Gather up all lines that carry the word "text".

— start of Records for processing —

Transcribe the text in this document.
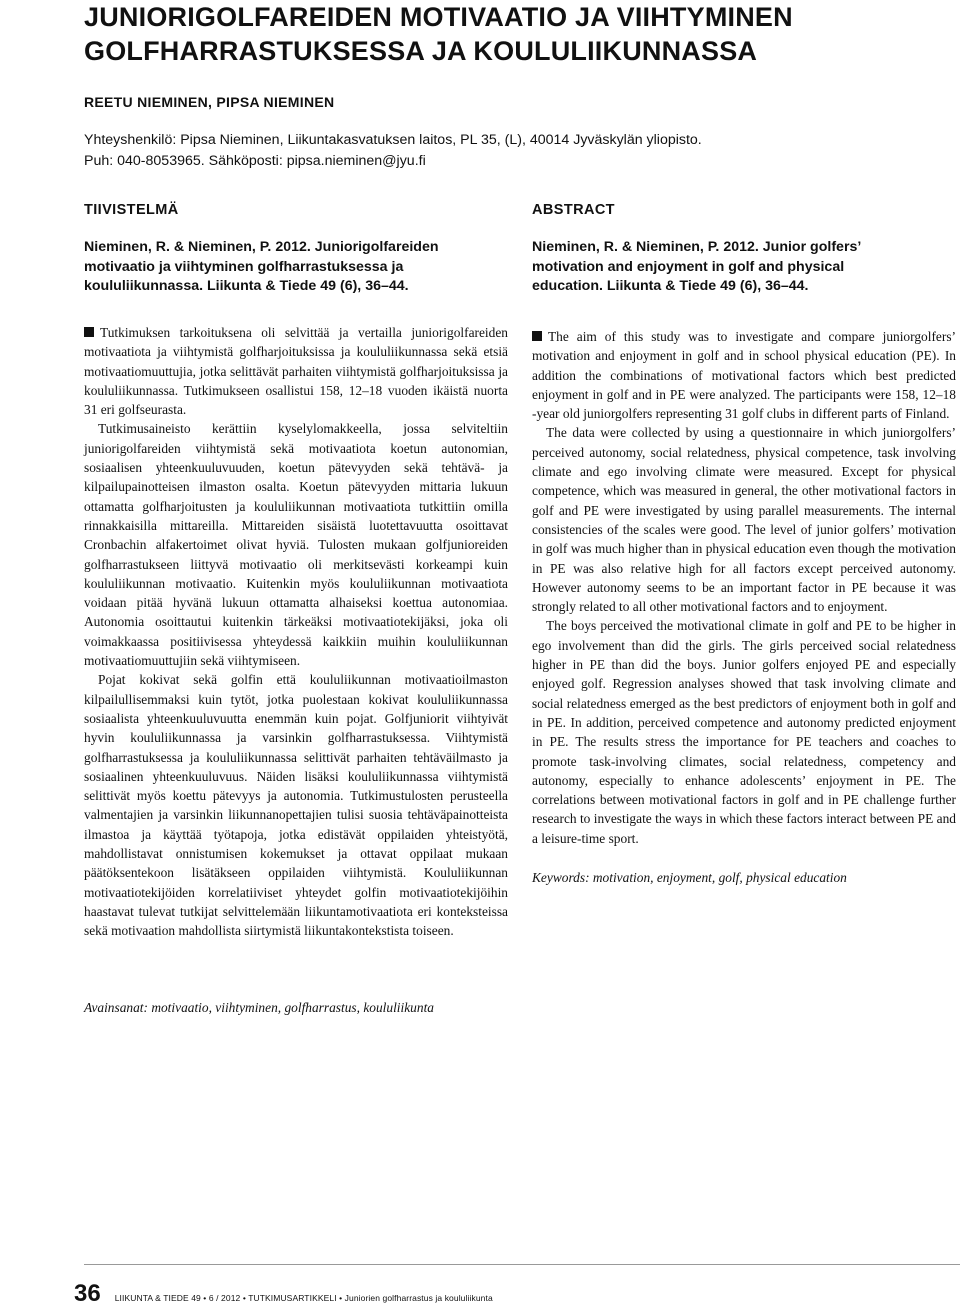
JUNIORIGOLFAREIDEN MOTIVAATIO JA VIIHTYMINEN
GOLFHARRASTUKSESSA JA KOULULIIKUNNASSA
REETU NIEMINEN, PIPSA NIEMINEN
Yhteyshenkilö: Pipsa Nieminen, Liikuntakasvatuksen laitos, PL 35, (L), 40014 Jyväskylän yliopisto.
Puh: 040-8053965. Sähköposti: pipsa.nieminen@jyu.fi
TIIVISTELMÄ
Nieminen, R. & Nieminen, P. 2012. Juniorigolfareiden
motivaatio ja viihtyminen golfharrastuksessa ja
koululiikunnassa. Liikunta & Tiede 49 (6), 36–44.

Tutkimuksen tarkoituksena oli selvittää ja vertailla juniorigolfareiden motivaatiota ja viihtymistä golfharjoituksissa ja koululiikunnassa sekä etsiä motivaatiomuuttujia, jotka selittävät parhaiten viihtymistä golfharjoituksissa ja koululiikunnassa. Tutkimukseen osallistui 158, 12–18 vuoden ikäistä nuorta 31 eri golfseurasta.

Tutkimusaineisto kerättiin kyselylomakkeella, jossa selviteltiin juniorigolfareiden viihtymistä sekä motivaatiota koetun autonomian, sosiaalisen yhteenkuuluvuuden, koetun pätevyyden sekä tehtävä- ja kilpailupainotteisen ilmaston osalta. Koetun pätevyyden mittaria lukuun ottamatta golfharjoitusten ja koululiikunnan motivaatiota tutkittiin omilla rinnakkaisilla mittareilla. Mittareiden sisäistä luotettavuutta osoittavat Cronbachin alfakertoimet olivat hyviä. Tulosten mukaan golfjunioreiden golfharrastukseen liittyvä motivaatio oli merkitsevästi korkeampi kuin koululiikunnan motivaatio. Kuitenkin myös koululiikunnan motivaatiota voidaan pitää hyvänä lukuun ottamatta alhaiseksi koettua autonomiaa. Autonomia osoittautui kuitenkin tärkeäksi motivaatiotekijäksi, joka oli voimakkaassa positiivisessa yhteydessä kaikkiin muihin koululiikunnan motivaatiomuuttujiin sekä viihtymiseen.

Pojat kokivat sekä golfin että koululiikunnan motivaatioilmaston kilpailullisemmaksi kuin tytöt, jotka puolestaan kokivat koululiikunnassa sosiaalista yhteenkuuluvuutta enemmän kuin pojat. Golfjuniorit viihtyivät hyvin koululiikunnassa ja varsinkin golfharrastuksessa. Viihtymistä golfharrastuksessa ja koululiikunnassa selittivät parhaiten tehtäväilmasto ja sosiaalinen yhteenkuuluvuus. Näiden lisäksi koululiikunnassa viihtymistä selittivät myös koettu pätevyys ja autonomia. Tutkimustulosten perusteella valmentajien ja varsinkin liikunnanopettajien tulisi suosia tehtäväpainotteista ilmastoa ja käyttää työtapoja, jotka edistävät oppilaiden yhteistyötä, mahdollistavat onnistumisen kokemukset ja ottavat oppilaat mukaan päätöksentekoon lisätäkseen oppilaiden viihtymistä. Koululiikunnan motivaatiotekijöiden korrelatiiviset yhteydet golfin motivaatiotekijöihin haastavat tulevat tutkijat selvittelemään liikuntamotivaatiota eri konteksteissa sekä motivaation mahdollista siirtymistä liikuntakontekstista toiseen.

Avainsanat: motivaatio, viihtyminen, golfharrastus, koululiikunta
ABSTRACT
Nieminen, R. & Nieminen, P. 2012. Junior golfers’
motivation and enjoyment in golf and physical
education. Liikunta & Tiede 49 (6), 36–44.

The aim of this study was to investigate and compare juniorgolfers’ motivation and enjoyment in golf and in school physical education (PE). In addition the combinations of motivational factors which best predicted enjoyment in golf and in PE were analyzed. The participants were 158, 12–18 -year old juniorgolfers representing 31 golf clubs in different parts of Finland.

The data were collected by using a questionnaire in which juniorgolfers’ perceived autonomy, social relatedness, physical competence, task involving climate and ego involving climate were measured. Except for physical competence, which was measured in general, the other motivational factors in golf and PE were investigated by using parallel measurements. The internal consistencies of the scales were good. The level of junior golfers’ motivation in golf was much higher than in physical education even though the motivation in PE was also relative high for all factors except perceived autonomy. However autonomy seems to be an important factor in PE because it was strongly related to all other motivational factors and to enjoyment.

The boys perceived the motivational climate in golf and PE to be higher in ego involvement than did the girls. The girls perceived social relatedness higher in PE than did the boys. Junior golfers enjoyed PE and especially enjoyed golf. Regression analyses showed that task involving climate and social relatedness emerged as the best predictors of enjoyment both in golf and in PE. In addition, perceived competence and autonomy predicted enjoyment in PE. The results stress the importance for PE teachers and coaches to promote task-involving climates, social relatedness, competency and autonomy, especially to enhance adolescents’ enjoyment in PE. The correlations between motivational factors in golf and in PE challenge further research to investigate the ways in which these factors interact between PE and a leisure-time sport.

Keywords: motivation, enjoyment, golf, physical education

36 LIIKUNTA & TIEDE 49 • 6 / 2012 • TUTKIMUSARTIKKELI • Juniorien golfharrastus ja koululiikunta
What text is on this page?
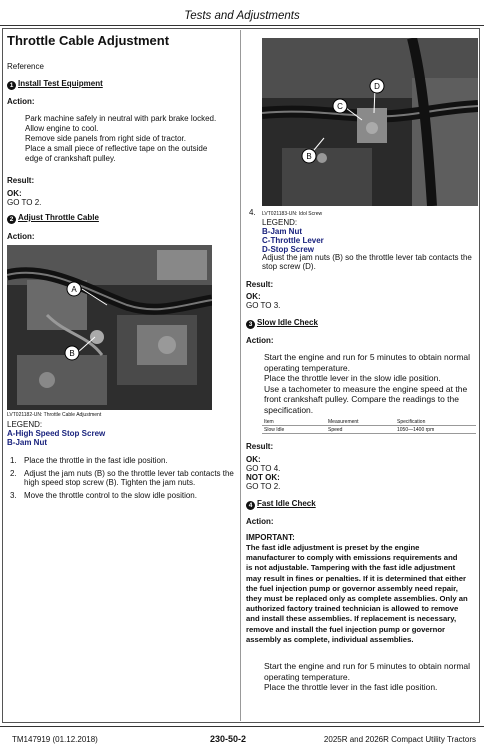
Tests and Adjustments
Throttle Cable Adjustment
Reference
1 Install Test Equipment
Action:

Park machine safely in neutral with park brake locked.

Allow engine to cool.

Remove side panels from right side of tractor.

Place a small piece of reflective tape on the outside

edge of crankshaft pulley.

Result:
OK:
GO TO 2.
2 Adjust Throttle Cable
Action:
A
B
LVT021182-UN: Throttle Cable Adjustment
LEGEND:
A-High Speed Stop Screw
B-Jam Nut
1. Place the throttle in the fast idle position.
2. Adjust the jam nuts (B) so the throttle lever tab contacts the
high speed stop screw (B). Tighten the jam nuts.
3. Move the throttle control to the slow idle position.
D
C
B
4. LVT021183-UN: Idol Screw
LEGEND:
B-Jam Nut
C-Throttle Lever
D-Stop Screw
Adjust the jam nuts (B) so the throttle lever tab contacts the
stop screw (D).
Result:
OK:
GO TO 3.
3 Slow Idle Check
Action:

Start the engine and run for 5 minutes to obtain normal

operating temperature.

Place the throttle lever in the slow idle position.

Use a tachometer to measure the engine speed at the

front crankshaft pulley. Compare the readings to the

specification.

Item	Measurement	Specification
Slow Idle	Speed	1050—1400 rpm
Result:
OK:
GO TO 4.
NOT OK:
GO TO 2.
4 Fast Idle Check
Action:
IMPORTANT:

The fast idle adjustment is preset by the engine

manufacturer to comply with emissions requirements and

is not adjustable. Tampering with the fast idle adjustment

may result in fines or penalties. If it is determined that either

the fuel injection pump or governor assembly need repair,

they must be replaced only as complete assemblies. Only an

authorized factory trained technician is allowed to remove

and install these assemblies. If replacement is necessary,

remove and install the fuel injection pump or governor

assembly as complete, individual assemblies.

Start the engine and run for 5 minutes to obtain normal

operating temperature.

Place the throttle lever in the fast idle position.

TM147919 (01.12.2018)	230-50-2	2025R and 2026R Compact Utility Tractors
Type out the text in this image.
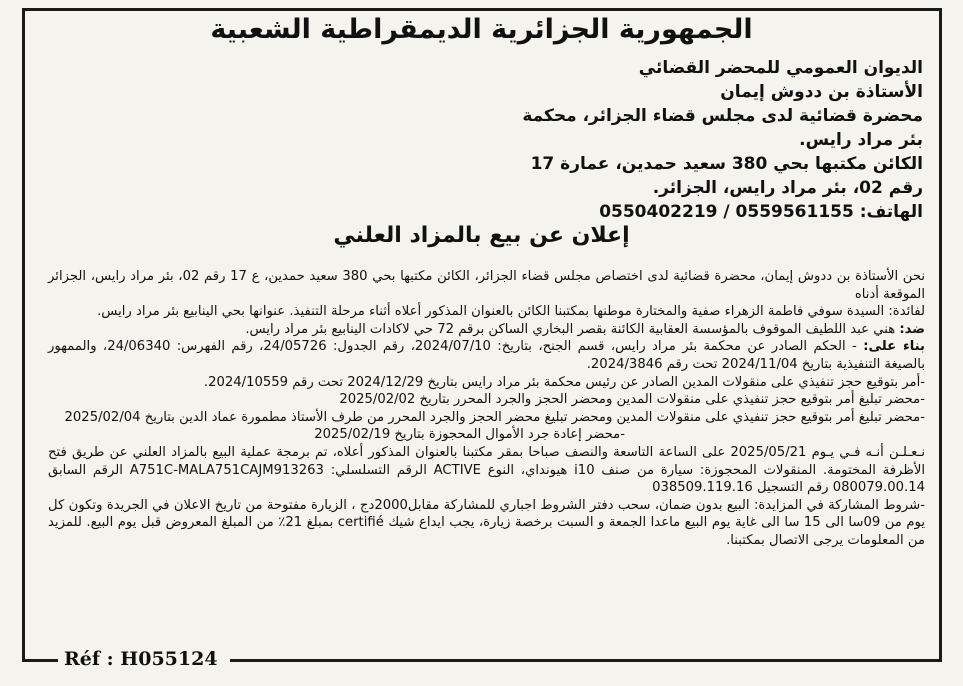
Réf : H055124
الجمهورية الجزائرية الديمقراطية الشعبية
الديوان العمومي للمحضر القضائي
الأستاذة بن ددوش إيمان
محضرة قضائية لدى مجلس قضاء الجزائر، محكمة
بئر مراد رايس.
الكائن مكتبها بحي 380 سعيد حمدين، عمارة 17
رقم 02، بئر مراد رايس، الجزائر.
الهاتف: 0559561155 / 0550402219
إعلان عن بيع بالمزاد العلني

نحن الأستاذة بن ددوش إيمان، محضرة قضائية لدى اختصاص مجلس قضاء الجزائر، الكائن مكتبها بحي 380 سعيد حمدين، ع 17 رقم 02، بئر مراد رايس، الجزائر الموقعة أدناه

لفائدة: السيدة سوفي فاطمة الزهراء صفية والمختارة موطنها بمكتبنا الكائن بالعنوان المذكور أعلاه أثناء مرحلة التنفيذ. عنوانها بحي الينابيع بئر مراد رايس.

ضد: هني عبد اللطيف الموقوف بالمؤسسة العقابية الكائنة بقصر البخاري الساكن برقم 72 حي لاكادات الينابيع بئر مراد رايس.

بناء على: - الحكم الصادر عن محكمة بئر مراد رايس، قسم الجنح، بتاريخ: 2024/07/10، رقم الجدول: 24/05726، رقم الفهرس: 24/06340، والممهور بالصيغة التنفيذية بتاريخ 2024/11/04 تحت رقم 2024/3846.

-أمر بتوقيع حجز تنفيذي على منقولات المدين الصادر عن رئيس محكمة بئر مراد رايس بتاريخ 2024/12/29 تحت رقم 2024/10559.

-محضر تبليغ أمر بتوقيع حجز تنفيذي على منقولات المدين ومحضر الحجز والجرد المحرر بتاريخ 2025/02/02

-محضر تبليغ أمر بتوقيع حجز تنفيذي على منقولات المدين ومحضر تبليغ محضر الحجز والجرد المحرر من طرف الأستاذ مطمورة عماد الدين بتاريخ 2025/02/04

-محضر إعادة جرد الأموال المحجوزة بتاريخ 2025/02/19

نـعـلـن أنـه فـي يـوم 2025/05/21 على الساعة التاسعة والنصف صباحا بمقر مكتبنا بالعنوان المذكور أعلاه، تم برمجة عملية البيع بالمزاد العلني عن طريق فتح الأظرفة المختومة. المنقولات المحجوزة: سيارة من صنف i10 هيونداي، النوع ACTIVE الرقم التسلسلي: A751C-MALA751CAJM913263 الرقم السابق 080079.00.14 رقم التسجيل 038509.119.16

-شروط المشاركة في المزايدة: البيع بدون ضمان، سحب دفتر الشروط اجباري للمشاركة مقابل2000دج ، الزيارة مفتوحة من تاريخ الاعلان في الجريدة وتكون كل يوم من 09سا الى 15 سا الى غاية يوم البيع ماعدا الجمعة و السبت برخصة زيارة، يجب ايداع شيك certifié بمبلغ 21٪ من المبلغ المعروض قبل يوم البيع. للمزيد من المعلومات يرجى الاتصال بمكتبنا.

— end of Records for processing —

Exercise solution>
Transcribe the text in this document.
What text is on this page?
Type out the text in this image.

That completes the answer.